WHAT IS BEING ASKED:
Rewrite the data from its first line through the line with "speech-bubbles-icon xyxy=(44,471,80,491)", changing "Meme Generator" to "Caption Maker" and leaving everything else the same.

[Data taken from a collection]
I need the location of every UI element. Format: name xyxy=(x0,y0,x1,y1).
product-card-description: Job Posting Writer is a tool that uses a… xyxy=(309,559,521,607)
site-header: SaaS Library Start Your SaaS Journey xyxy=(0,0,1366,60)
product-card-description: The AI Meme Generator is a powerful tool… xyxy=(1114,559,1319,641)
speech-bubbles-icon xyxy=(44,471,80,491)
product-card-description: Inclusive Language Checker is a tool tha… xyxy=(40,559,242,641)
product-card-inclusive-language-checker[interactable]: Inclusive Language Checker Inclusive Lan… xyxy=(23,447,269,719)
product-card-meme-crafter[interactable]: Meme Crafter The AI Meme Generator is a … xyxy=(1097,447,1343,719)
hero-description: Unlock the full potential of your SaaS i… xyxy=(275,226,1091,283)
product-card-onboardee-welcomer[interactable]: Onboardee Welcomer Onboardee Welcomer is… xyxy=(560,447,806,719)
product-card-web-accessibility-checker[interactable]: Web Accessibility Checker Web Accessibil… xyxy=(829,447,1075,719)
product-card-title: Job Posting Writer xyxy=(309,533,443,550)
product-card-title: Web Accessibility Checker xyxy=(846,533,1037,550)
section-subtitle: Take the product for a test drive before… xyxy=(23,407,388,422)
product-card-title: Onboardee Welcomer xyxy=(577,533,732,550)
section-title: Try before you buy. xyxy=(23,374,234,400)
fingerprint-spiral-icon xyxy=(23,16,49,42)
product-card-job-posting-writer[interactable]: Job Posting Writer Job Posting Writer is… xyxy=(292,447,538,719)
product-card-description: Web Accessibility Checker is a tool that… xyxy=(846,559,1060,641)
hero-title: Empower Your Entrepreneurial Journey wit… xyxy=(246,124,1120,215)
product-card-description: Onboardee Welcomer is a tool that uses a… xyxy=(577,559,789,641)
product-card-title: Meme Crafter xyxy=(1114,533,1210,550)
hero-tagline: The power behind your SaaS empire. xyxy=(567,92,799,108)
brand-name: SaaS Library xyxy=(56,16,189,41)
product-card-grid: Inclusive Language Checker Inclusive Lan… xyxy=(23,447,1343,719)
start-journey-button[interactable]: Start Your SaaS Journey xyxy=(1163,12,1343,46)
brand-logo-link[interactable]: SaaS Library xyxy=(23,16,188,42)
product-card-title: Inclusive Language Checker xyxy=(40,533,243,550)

ANSWER FOR THIS EXERCISE:
I need the location of every UI element. Format: name xyxy=(x0,y0,x1,y1).
product-card-description: Job Posting Writer is a tool that uses a… xyxy=(309,559,521,607)
site-header: SaaS Library Start Your SaaS Journey xyxy=(0,0,1366,60)
product-card-description: The AI Caption Maker is a powerful tool… xyxy=(1114,559,1319,641)
speech-bubbles-icon xyxy=(44,471,80,491)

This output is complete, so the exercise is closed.